STATED GOAL
For each line below that includes the word "subtitle", make a copy.

INFORMATION GIVEN
▬▬▬▬▬▬▬▬▬▬

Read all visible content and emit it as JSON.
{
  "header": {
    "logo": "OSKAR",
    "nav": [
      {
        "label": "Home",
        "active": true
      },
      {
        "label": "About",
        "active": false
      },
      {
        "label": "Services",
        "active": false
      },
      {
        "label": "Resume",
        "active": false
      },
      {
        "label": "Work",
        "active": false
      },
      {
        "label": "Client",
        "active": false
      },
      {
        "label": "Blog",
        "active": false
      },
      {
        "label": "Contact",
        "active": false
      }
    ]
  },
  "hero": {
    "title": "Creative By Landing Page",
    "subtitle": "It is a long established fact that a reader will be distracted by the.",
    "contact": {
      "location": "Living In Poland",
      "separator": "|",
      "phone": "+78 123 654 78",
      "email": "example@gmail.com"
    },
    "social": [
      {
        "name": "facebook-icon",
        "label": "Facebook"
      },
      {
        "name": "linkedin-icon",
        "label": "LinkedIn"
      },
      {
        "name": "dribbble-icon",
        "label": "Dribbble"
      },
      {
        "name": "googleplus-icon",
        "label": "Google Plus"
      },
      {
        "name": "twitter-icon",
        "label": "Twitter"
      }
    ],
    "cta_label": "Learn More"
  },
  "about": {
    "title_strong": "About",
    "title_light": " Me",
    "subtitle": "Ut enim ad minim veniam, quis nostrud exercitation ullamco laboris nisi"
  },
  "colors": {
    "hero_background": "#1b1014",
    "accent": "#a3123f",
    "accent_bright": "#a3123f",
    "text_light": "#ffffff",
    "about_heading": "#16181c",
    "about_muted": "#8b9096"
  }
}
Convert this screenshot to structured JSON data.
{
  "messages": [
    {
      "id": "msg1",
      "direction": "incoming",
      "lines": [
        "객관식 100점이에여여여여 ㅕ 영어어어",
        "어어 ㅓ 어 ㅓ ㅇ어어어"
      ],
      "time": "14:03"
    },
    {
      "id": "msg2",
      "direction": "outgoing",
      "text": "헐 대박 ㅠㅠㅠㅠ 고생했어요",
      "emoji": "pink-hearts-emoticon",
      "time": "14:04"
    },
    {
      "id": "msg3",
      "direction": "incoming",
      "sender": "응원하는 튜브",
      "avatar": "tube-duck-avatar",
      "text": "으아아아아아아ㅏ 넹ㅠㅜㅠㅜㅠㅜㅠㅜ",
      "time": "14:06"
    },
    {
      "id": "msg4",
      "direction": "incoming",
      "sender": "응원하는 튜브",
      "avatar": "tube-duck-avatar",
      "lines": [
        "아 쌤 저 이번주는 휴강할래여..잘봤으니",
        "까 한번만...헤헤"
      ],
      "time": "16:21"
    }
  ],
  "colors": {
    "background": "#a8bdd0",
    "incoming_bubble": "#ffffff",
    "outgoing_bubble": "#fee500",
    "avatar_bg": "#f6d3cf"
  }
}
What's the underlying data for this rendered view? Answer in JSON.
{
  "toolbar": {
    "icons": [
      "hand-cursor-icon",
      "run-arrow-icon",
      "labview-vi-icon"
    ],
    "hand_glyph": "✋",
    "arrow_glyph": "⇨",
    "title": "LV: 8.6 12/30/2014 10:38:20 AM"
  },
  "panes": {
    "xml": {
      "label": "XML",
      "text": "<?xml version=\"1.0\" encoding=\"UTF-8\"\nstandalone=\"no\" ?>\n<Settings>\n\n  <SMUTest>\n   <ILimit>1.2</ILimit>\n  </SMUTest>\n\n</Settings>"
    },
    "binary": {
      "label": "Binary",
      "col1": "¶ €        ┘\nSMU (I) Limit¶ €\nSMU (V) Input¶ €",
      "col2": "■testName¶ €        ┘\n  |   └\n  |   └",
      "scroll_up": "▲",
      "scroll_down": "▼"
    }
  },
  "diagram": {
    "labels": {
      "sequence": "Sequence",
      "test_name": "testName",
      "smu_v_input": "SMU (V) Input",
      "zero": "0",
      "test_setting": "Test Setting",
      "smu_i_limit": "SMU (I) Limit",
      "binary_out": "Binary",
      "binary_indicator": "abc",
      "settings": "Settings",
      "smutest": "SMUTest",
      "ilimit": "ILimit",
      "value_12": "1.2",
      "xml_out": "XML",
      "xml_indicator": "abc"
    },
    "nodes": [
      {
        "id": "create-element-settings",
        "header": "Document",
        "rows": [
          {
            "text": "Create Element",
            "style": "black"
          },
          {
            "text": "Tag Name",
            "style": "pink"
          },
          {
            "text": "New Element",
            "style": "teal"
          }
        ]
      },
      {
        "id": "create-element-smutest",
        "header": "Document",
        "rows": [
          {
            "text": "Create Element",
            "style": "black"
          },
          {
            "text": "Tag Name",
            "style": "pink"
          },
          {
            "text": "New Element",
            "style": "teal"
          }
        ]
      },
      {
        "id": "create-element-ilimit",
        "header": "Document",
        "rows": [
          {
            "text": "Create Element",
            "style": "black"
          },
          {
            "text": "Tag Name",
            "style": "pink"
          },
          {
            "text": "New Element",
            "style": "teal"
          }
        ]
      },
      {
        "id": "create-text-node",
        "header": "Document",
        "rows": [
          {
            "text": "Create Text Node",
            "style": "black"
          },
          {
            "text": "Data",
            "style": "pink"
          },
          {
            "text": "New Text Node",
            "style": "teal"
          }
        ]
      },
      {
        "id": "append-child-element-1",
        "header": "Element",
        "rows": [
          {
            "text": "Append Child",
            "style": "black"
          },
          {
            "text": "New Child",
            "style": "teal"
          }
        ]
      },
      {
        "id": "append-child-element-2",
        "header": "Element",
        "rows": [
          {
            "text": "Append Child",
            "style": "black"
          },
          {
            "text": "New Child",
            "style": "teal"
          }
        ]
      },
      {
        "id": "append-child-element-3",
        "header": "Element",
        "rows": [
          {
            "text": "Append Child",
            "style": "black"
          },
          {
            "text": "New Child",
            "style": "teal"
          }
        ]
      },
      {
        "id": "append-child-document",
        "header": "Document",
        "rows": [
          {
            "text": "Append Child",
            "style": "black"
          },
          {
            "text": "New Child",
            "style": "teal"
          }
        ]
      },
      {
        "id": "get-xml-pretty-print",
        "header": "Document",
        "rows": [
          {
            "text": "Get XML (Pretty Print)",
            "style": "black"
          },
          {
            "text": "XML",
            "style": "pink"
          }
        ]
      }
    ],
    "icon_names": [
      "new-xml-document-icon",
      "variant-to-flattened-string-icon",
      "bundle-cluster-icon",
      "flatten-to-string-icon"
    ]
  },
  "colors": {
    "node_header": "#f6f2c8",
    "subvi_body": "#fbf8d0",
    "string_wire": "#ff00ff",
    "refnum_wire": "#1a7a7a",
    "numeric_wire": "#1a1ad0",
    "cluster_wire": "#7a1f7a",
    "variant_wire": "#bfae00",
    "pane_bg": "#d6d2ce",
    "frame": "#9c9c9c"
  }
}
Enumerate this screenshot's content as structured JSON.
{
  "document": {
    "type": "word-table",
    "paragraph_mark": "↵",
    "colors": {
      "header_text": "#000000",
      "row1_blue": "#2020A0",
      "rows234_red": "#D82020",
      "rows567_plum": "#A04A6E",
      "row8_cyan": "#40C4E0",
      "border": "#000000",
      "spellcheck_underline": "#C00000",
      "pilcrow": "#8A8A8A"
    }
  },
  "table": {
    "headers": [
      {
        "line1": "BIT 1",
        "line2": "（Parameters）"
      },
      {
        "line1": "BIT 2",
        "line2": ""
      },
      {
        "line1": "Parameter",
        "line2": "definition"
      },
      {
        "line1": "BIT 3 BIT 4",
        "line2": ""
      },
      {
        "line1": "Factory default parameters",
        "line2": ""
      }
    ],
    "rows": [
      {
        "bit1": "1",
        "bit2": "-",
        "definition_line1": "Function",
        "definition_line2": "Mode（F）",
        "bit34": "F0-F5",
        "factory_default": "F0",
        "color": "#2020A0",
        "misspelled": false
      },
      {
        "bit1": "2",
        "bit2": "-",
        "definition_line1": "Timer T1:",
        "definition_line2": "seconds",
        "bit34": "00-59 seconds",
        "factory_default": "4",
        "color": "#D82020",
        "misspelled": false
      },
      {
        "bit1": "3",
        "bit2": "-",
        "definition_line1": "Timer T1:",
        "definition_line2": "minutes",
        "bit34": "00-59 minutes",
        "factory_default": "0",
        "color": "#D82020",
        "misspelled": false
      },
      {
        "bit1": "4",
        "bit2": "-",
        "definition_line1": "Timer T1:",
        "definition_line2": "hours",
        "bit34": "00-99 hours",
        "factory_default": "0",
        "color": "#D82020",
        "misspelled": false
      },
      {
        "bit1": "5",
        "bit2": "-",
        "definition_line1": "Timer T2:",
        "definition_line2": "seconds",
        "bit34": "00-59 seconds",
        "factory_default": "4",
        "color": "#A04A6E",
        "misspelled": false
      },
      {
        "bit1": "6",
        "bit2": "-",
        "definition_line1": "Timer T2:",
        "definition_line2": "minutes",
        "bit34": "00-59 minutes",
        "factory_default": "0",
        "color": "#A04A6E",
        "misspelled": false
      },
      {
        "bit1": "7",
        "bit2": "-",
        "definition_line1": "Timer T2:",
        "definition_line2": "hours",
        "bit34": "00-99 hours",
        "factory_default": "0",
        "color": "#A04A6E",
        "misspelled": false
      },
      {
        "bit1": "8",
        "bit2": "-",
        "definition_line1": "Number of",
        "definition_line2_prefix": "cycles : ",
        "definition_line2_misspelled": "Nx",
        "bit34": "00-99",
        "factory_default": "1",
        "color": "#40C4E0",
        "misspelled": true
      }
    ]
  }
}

▬▬▬▬▬▬▬▬▬▬

EXPECTED ANSWER
    "subtitle": "It is a long established fact that a reader will be distracted by the.",
    "subtitle": "Ut enim ad minim veniam, quis nostrud exercitation ullamco laboris nisi"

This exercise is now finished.